> Exercise requirements
Each entry below should be written out exactly as it is, with no pictures.

====

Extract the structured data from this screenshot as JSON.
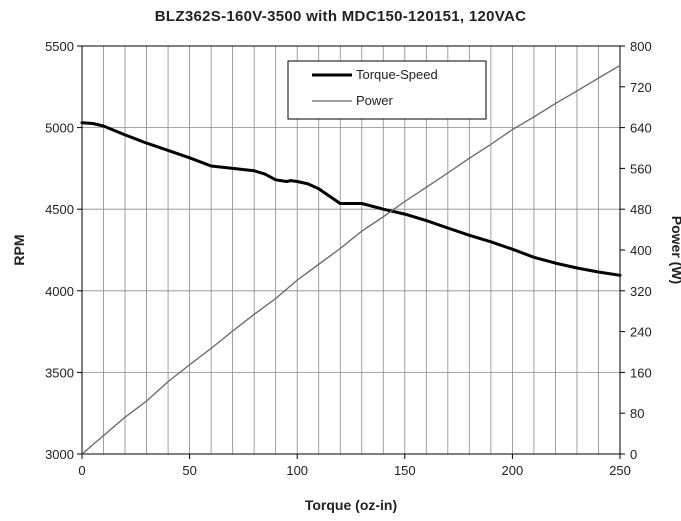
{
  "chart_data": {
    "type": "line",
    "title": "BLZ362S-160V-3500 with MDC150-120151, 120VAC",
    "xlabel": "Torque (oz-in)",
    "ylabel": "RPM",
    "y2label": "Power (W)",
    "xlim": [
      0,
      250
    ],
    "ylim": [
      3000,
      5500
    ],
    "y2lim": [
      0,
      800
    ],
    "xticks": [
      "0",
      "50",
      "100",
      "150",
      "200",
      "250"
    ],
    "yticks": [
      "3000",
      "3500",
      "4000",
      "4500",
      "5000",
      "5500"
    ],
    "y2ticks": [
      "0",
      "80",
      "160",
      "240",
      "320",
      "400",
      "480",
      "560",
      "640",
      "720",
      "800"
    ],
    "grid": true,
    "legend_position": "top-center",
    "series": [
      {
        "name": "Torque-Speed",
        "axis": "left",
        "color": "#000000",
        "x": [
          0,
          5,
          10,
          20,
          30,
          40,
          50,
          60,
          70,
          80,
          85,
          90,
          95,
          97,
          100,
          105,
          110,
          120,
          130,
          140,
          150,
          160,
          170,
          180,
          190,
          200,
          210,
          220,
          230,
          240,
          250
        ],
        "y": [
          5030,
          5025,
          5010,
          4955,
          4905,
          4860,
          4815,
          4765,
          4750,
          4735,
          4715,
          4680,
          4670,
          4675,
          4670,
          4655,
          4625,
          4535,
          4535,
          4500,
          4470,
          4430,
          4385,
          4340,
          4300,
          4255,
          4205,
          4170,
          4140,
          4115,
          4095
        ]
      },
      {
        "name": "Power",
        "axis": "right",
        "color": "#666666",
        "x": [
          0,
          10,
          20,
          30,
          40,
          50,
          60,
          70,
          80,
          90,
          100,
          110,
          120,
          130,
          140,
          150,
          160,
          170,
          180,
          190,
          200,
          210,
          220,
          230,
          240,
          250
        ],
        "y": [
          0,
          36,
          72,
          104,
          142,
          175,
          207,
          241,
          274,
          305,
          341,
          372,
          403,
          437,
          465,
          495,
          523,
          551,
          580,
          607,
          636,
          661,
          687,
          712,
          737,
          762
        ]
      }
    ]
  }
}
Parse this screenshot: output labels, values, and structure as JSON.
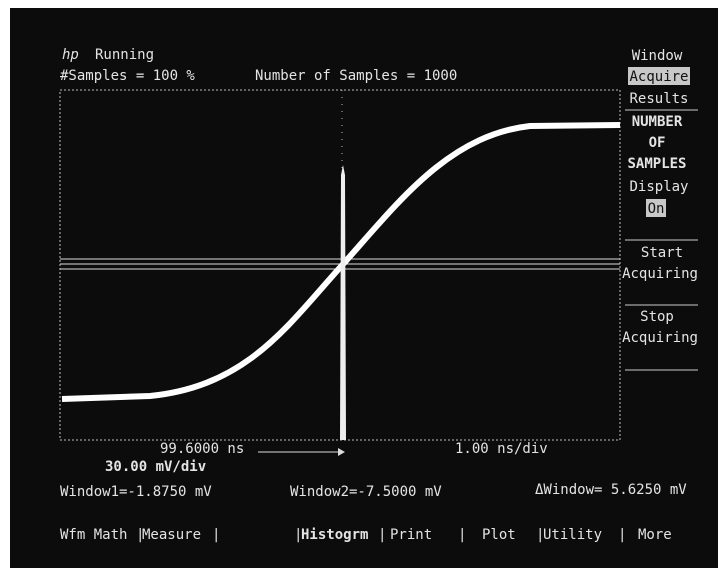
{
  "header": {
    "brand": "hp",
    "status": "Running",
    "samples_pct": "#Samples = 100 %",
    "num_samples": "Number of Samples = 1000"
  },
  "side_menu": [
    "Window",
    "Acquire",
    "Results",
    "NUMBER",
    "OF",
    "SAMPLES",
    "Display",
    "On",
    "Start",
    "Acquiring",
    "Stop",
    "Acquiring"
  ],
  "readouts": {
    "time_ref": "99.6000 ns",
    "time_scale": "1.00 ns/div",
    "volt_scale": "30.00 mV/div",
    "window1": "Window1=-1.8750 mV",
    "window2": "Window2=-7.5000 mV",
    "delta": "ΔWindow= 5.6250 mV"
  },
  "softkeys": [
    "Wfm Math",
    "Measure",
    "Histogrm",
    "Print",
    "Plot",
    "Utility",
    "More"
  ]
}
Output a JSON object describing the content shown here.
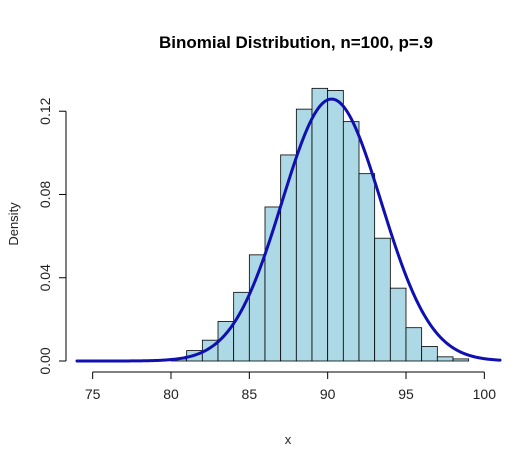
{
  "chart_data": {
    "type": "bar",
    "title": "Binomial Distribution, n=100, p=.9",
    "xlabel": "x",
    "ylabel": "Density",
    "xlim": [
      74,
      101
    ],
    "ylim": [
      0,
      0.135
    ],
    "x_ticks": [
      75,
      80,
      85,
      90,
      95,
      100
    ],
    "y_ticks": [
      0.0,
      0.04,
      0.08,
      0.12
    ],
    "y_tick_labels": [
      "0.00",
      "0.04",
      "0.08",
      "0.12"
    ],
    "grid": false,
    "legend": "none",
    "histogram": {
      "bin_width": 1,
      "bins": [
        {
          "left": 80,
          "density": 0.001
        },
        {
          "left": 81,
          "density": 0.005
        },
        {
          "left": 82,
          "density": 0.01
        },
        {
          "left": 83,
          "density": 0.019
        },
        {
          "left": 84,
          "density": 0.033
        },
        {
          "left": 85,
          "density": 0.051
        },
        {
          "left": 86,
          "density": 0.074
        },
        {
          "left": 87,
          "density": 0.099
        },
        {
          "left": 88,
          "density": 0.121
        },
        {
          "left": 89,
          "density": 0.131
        },
        {
          "left": 90,
          "density": 0.13
        },
        {
          "left": 91,
          "density": 0.115
        },
        {
          "left": 92,
          "density": 0.09
        },
        {
          "left": 93,
          "density": 0.059
        },
        {
          "left": 94,
          "density": 0.035
        },
        {
          "left": 95,
          "density": 0.016
        },
        {
          "left": 96,
          "density": 0.007
        },
        {
          "left": 97,
          "density": 0.002
        },
        {
          "left": 98,
          "density": 0.001
        }
      ]
    },
    "curve": {
      "type": "normal-density",
      "mean": 90.25,
      "sd": 3.17,
      "x_range": [
        74,
        101
      ]
    },
    "colors": {
      "bar_fill": "#add8e6",
      "bar_stroke": "#000000",
      "curve": "#1010b0"
    }
  }
}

====

> Exercise output
Extract the structured data from this screenshot as JSON.
{
  "chart_data": {
    "type": "line",
    "title": "BLZ362S-160V-3500 with MDC150-120151, 120VAC",
    "xlabel": "Torque (oz-in)",
    "ylabel": "RPM",
    "y2label": "Power (W)",
    "xlim": [
      0,
      250
    ],
    "ylim": [
      3000,
      5500
    ],
    "y2lim": [
      0,
      800
    ],
    "xticks": [
      "0",
      "50",
      "100",
      "150",
      "200",
      "250"
    ],
    "yticks": [
      "3000",
      "3500",
      "4000",
      "4500",
      "5000",
      "5500"
    ],
    "y2ticks": [
      "0",
      "80",
      "160",
      "240",
      "320",
      "400",
      "480",
      "560",
      "640",
      "720",
      "800"
    ],
    "grid": true,
    "legend_position": "top-center",
    "series": [
      {
        "name": "Torque-Speed",
        "axis": "left",
        "color": "#000000",
        "x": [
          0,
          5,
          10,
          20,
          30,
          40,
          50,
          60,
          70,
          80,
          85,
          90,
          95,
          97,
          100,
          105,
          110,
          120,
          130,
          140,
          150,
          160,
          170,
          180,
          190,
          200,
          210,
          220,
          230,
          240,
          250
        ],
        "y": [
          5030,
          5025,
          5010,
          4955,
          4905,
          4860,
          4815,
          4765,
          4750,
          4735,
          4715,
          4680,
          4670,
          4675,
          4670,
          4655,
          4625,
          4535,
          4535,
          4500,
          4470,
          4430,
          4385,
          4340,
          4300,
          4255,
          4205,
          4170,
          4140,
          4115,
          4095
        ]
      },
      {
        "name": "Power",
        "axis": "right",
        "color": "#666666",
        "x": [
          0,
          10,
          20,
          30,
          40,
          50,
          60,
          70,
          80,
          90,
          100,
          110,
          120,
          130,
          140,
          150,
          160,
          170,
          180,
          190,
          200,
          210,
          220,
          230,
          240,
          250
        ],
        "y": [
          0,
          36,
          72,
          104,
          142,
          175,
          207,
          241,
          274,
          305,
          341,
          372,
          403,
          437,
          465,
          495,
          523,
          551,
          580,
          607,
          636,
          661,
          687,
          712,
          737,
          762
        ]
      }
    ]
  }
}
Parse this screenshot: output labels, values, and structure as JSON.
{
  "header": {
    "brand": "hp",
    "status": "Running",
    "samples_pct": "#Samples = 100 %",
    "num_samples": "Number of Samples = 1000"
  },
  "side_menu": [
    "Window",
    "Acquire",
    "Results",
    "NUMBER",
    "OF",
    "SAMPLES",
    "Display",
    "On",
    "Start",
    "Acquiring",
    "Stop",
    "Acquiring"
  ],
  "readouts": {
    "time_ref": "99.6000 ns",
    "time_scale": "1.00 ns/div",
    "volt_scale": "30.00 mV/div",
    "window1": "Window1=-1.8750 mV",
    "window2": "Window2=-7.5000 mV",
    "delta": "ΔWindow= 5.6250 mV"
  },
  "softkeys": [
    "Wfm Math",
    "Measure",
    "Histogrm",
    "Print",
    "Plot",
    "Utility",
    "More"
  ]
}
Output a JSON object describing the content shown here.
{
  "chart_data": {
    "type": "bar",
    "title": "Binomial Distribution, n=100, p=.9",
    "xlabel": "x",
    "ylabel": "Density",
    "xlim": [
      74,
      101
    ],
    "ylim": [
      0,
      0.135
    ],
    "x_ticks": [
      75,
      80,
      85,
      90,
      95,
      100
    ],
    "y_ticks": [
      0.0,
      0.04,
      0.08,
      0.12
    ],
    "y_tick_labels": [
      "0.00",
      "0.04",
      "0.08",
      "0.12"
    ],
    "grid": false,
    "legend": "none",
    "histogram": {
      "bin_width": 1,
      "bins": [
        {
          "left": 80,
          "density": 0.001
        },
        {
          "left": 81,
          "density": 0.005
        },
        {
          "left": 82,
          "density": 0.01
        },
        {
          "left": 83,
          "density": 0.019
        },
        {
          "left": 84,
          "density": 0.033
        },
        {
          "left": 85,
          "density": 0.051
        },
        {
          "left": 86,
          "density": 0.074
        },
        {
          "left": 87,
          "density": 0.099
        },
        {
          "left": 88,
          "density": 0.121
        },
        {
          "left": 89,
          "density": 0.131
        },
        {
          "left": 90,
          "density": 0.13
        },
        {
          "left": 91,
          "density": 0.115
        },
        {
          "left": 92,
          "density": 0.09
        },
        {
          "left": 93,
          "density": 0.059
        },
        {
          "left": 94,
          "density": 0.035
        },
        {
          "left": 95,
          "density": 0.016
        },
        {
          "left": 96,
          "density": 0.007
        },
        {
          "left": 97,
          "density": 0.002
        },
        {
          "left": 98,
          "density": 0.001
        }
      ]
    },
    "curve": {
      "type": "normal-density",
      "mean": 90.25,
      "sd": 3.17,
      "x_range": [
        74,
        101
      ]
    },
    "colors": {
      "bar_fill": "#add8e6",
      "bar_stroke": "#000000",
      "curve": "#1010b0"
    }
  }
}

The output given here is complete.